[Source data]
========

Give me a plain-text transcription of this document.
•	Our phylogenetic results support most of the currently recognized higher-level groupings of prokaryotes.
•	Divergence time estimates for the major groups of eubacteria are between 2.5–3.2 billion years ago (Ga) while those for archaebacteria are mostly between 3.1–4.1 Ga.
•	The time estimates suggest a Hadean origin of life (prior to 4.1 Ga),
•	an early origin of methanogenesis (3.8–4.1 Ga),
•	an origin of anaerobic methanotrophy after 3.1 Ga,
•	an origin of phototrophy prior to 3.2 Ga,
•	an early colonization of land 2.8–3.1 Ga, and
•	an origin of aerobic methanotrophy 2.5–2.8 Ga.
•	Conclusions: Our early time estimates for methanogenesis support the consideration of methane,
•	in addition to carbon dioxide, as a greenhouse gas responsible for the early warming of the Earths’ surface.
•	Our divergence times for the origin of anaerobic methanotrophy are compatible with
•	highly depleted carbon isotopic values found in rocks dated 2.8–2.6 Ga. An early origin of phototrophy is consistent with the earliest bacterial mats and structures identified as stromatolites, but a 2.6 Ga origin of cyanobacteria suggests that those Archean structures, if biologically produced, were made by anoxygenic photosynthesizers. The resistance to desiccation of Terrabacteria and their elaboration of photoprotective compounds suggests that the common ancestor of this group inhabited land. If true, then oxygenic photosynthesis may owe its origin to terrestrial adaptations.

========

*To do*: All lines above are to be transcribed exactly.

*Solution to this exercise*:
Give me a plain-text transcription of this document.
•	Our phylogenetic results support most of the currently recognized higher-level groupings of prokaryotes.
•	Divergence time estimates for the major groups of eubacteria are between 2.5–3.2 billion years ago (Ga) while those for archaebacteria are mostly between 3.1–4.1 Ga.
•	The time estimates suggest a Hadean origin of life (prior to 4.1 Ga),
•	an early origin of methanogenesis (3.8–4.1 Ga),
•	an origin of anaerobic methanotrophy after 3.1 Ga,
•	an origin of phototrophy prior to 3.2 Ga,
•	an early colonization of land 2.8–3.1 Ga, and
•	an origin of aerobic methanotrophy 2.5–2.8 Ga.
•	Conclusions: Our early time estimates for methanogenesis support the consideration of methane,
•	in addition to carbon dioxide, as a greenhouse gas responsible for the early warming of the Earths’ surface.
•	Our divergence times for the origin of anaerobic methanotrophy are compatible with
•	highly depleted carbon isotopic values found in rocks dated 2.8–2.6 Ga. An early origin of phototrophy is consistent with the earliest bacterial mats and structures identified as stromatolites, but a 2.6 Ga origin of cyanobacteria suggests that those Archean structures, if biologically produced, were made by anoxygenic photosynthesizers. The resistance to desiccation of Terrabacteria and their elaboration of photoprotective compounds suggests that the common ancestor of this group inhabited land. If true, then oxygenic photosynthesis may owe its origin to terrestrial adaptations.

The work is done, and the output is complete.